─── Extracted information

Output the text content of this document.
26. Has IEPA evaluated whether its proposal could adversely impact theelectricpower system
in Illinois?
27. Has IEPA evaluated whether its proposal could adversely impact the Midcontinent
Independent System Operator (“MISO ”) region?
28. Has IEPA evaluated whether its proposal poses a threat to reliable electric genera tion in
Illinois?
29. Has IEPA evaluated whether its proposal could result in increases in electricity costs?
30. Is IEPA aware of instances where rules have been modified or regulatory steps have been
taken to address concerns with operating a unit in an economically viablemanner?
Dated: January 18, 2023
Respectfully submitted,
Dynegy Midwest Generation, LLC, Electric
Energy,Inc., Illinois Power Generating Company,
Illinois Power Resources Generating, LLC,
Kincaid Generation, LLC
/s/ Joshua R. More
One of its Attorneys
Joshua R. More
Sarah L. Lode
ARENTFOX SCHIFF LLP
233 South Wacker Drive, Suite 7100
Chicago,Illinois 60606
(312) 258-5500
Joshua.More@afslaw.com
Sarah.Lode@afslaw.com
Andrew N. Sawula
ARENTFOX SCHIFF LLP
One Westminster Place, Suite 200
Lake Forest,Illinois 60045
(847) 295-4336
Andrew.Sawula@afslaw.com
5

──────

## Short exercise:
Please quote the records above exactly, without skipping a line.

## Answer to this task:
Output the text content of this document.
26. Has IEPA evaluated whether its proposal could adversely impact theelectricpower system
in Illinois?
27. Has IEPA evaluated whether its proposal could adversely impact the Midcontinent
Independent System Operator (“MISO ”) region?
28. Has IEPA evaluated whether its proposal poses a threat to reliable electric genera tion in
Illinois?
29. Has IEPA evaluated whether its proposal could result in increases in electricity costs?
30. Is IEPA aware of instances where rules have been modified or regulatory steps have been
taken to address concerns with operating a unit in an economically viablemanner?
Dated: January 18, 2023
Respectfully submitted,
Dynegy Midwest Generation, LLC, Electric
Energy,Inc., Illinois Power Generating Company,
Illinois Power Resources Generating, LLC,
Kincaid Generation, LLC
/s/ Joshua R. More
One of its Attorneys
Joshua R. More
Sarah L. Lode
ARENTFOX SCHIFF LLP
233 South Wacker Drive, Suite 7100
Chicago,Illinois 60606
(312) 258-5500
Joshua.More@afslaw.com
Sarah.Lode@afslaw.com
Andrew N. Sawula
ARENTFOX SCHIFF LLP
One Westminster Place, Suite 200
Lake Forest,Illinois 60045
(847) 295-4336
Andrew.Sawula@afslaw.com
5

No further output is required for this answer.